Given request: Your task is to locate every line holding the string "六位一体" and to copy each of them.

Provided data:

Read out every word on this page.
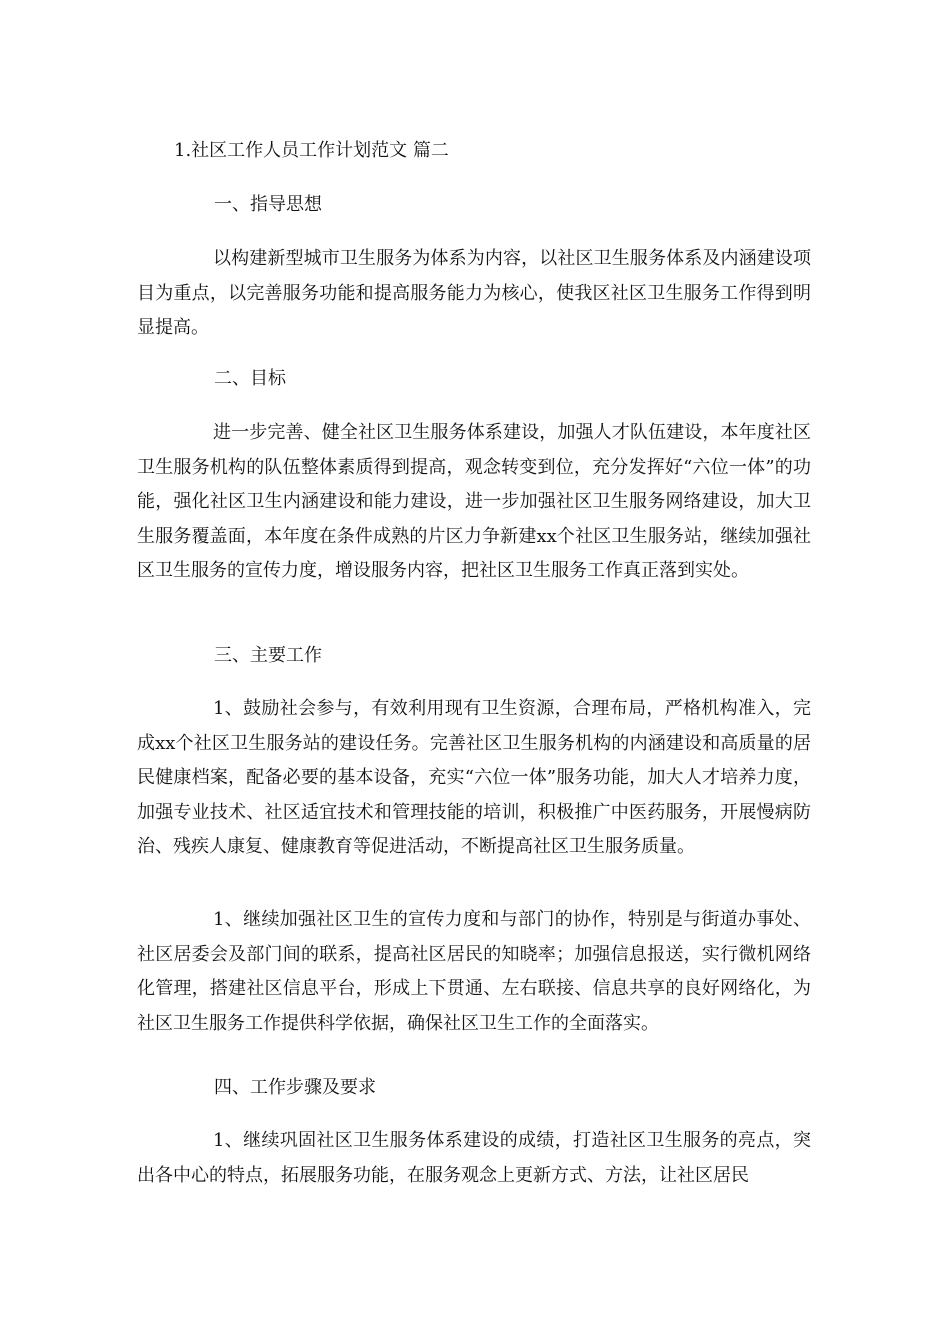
1.社区工作人员工作计划范文 篇二
一、指导思想

以构建新型城市卫生服务为体系为内容，以社区卫生服务体系及内涵建设项目为重点，以完善服务功能和提高服务能力为核心，使我区社区卫生服务工作得到明显提高。

二、目标

进一步完善、健全社区卫生服务体系建设，加强人才队伍建设，本年度社区卫生服务机构的队伍整体素质得到提高，观念转变到位，充分发挥好“六位一体”的功能，强化社区卫生内涵建设和能力建设，进一步加强社区卫生服务网络建设，加大卫生服务覆盖面，本年度在条件成熟的片区力争新建xx个社区卫生服务站，继续加强社区卫生服务的宣传力度，增设服务内容，把社区卫生服务工作真正落到实处。

三、主要工作

1、鼓励社会参与，有效利用现有卫生资源，合理布局，严格机构准入，完成xx个社区卫生服务站的建设任务。完善社区卫生服务机构的内涵建设和高质量的居民健康档案，配备必要的基本设备，充实“六位一体”服务功能，加大人才培养力度，加强专业技术、社区适宜技术和管理技能的培训，积极推广中医药服务，开展慢病防治、残疾人康复、健康教育等促进活动，不断提高社区卫生服务质量。

1、继续加强社区卫生的宣传力度和与部门的协作，特别是与街道办事处、社区居委会及部门间的联系，提高社区居民的知晓率；加强信息报送，实行微机网络化管理，搭建社区信息平台，形成上下贯通、左右联接、信息共享的良好网络化，为社区卫生服务工作提供科学依据，确保社区卫生工作的全面落实。

四、工作步骤及要求

1、继续巩固社区卫生服务体系建设的成绩，打造社区卫生服务的亮点，突出各中心的特点，拓展服务功能，在服务观念上更新方式、方法，让社区居民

Task solution:
进一步完善、健全社区卫生服务体系建设，加强人才队伍建设，本年度社区卫生服务机构的队伍整体素质得到提高，观念转变到位，充分发挥好“六位一体”的功能，强化社区卫生内涵建设和能力建设，进一步加强社区卫生服务网络建设，加大卫生服务覆盖面，本年度在条件成熟的片区力争新建xx个社区卫生服务站，继续加强社区卫生服务的宣传力度，增设服务内容，把社区卫生服务工作真正落到实处。
1、鼓励社会参与，有效利用现有卫生资源，合理布局，严格机构准入，完成xx个社区卫生服务站的建设任务。完善社区卫生服务机构的内涵建设和高质量的居民健康档案，配备必要的基本设备，充实“六位一体”服务功能，加大人才培养力度，加强专业技术、社区适宜技术和管理技能的培训，积极推广中医药服务，开展慢病防治、残疾人康复、健康教育等促进活动，不断提高社区卫生服务质量。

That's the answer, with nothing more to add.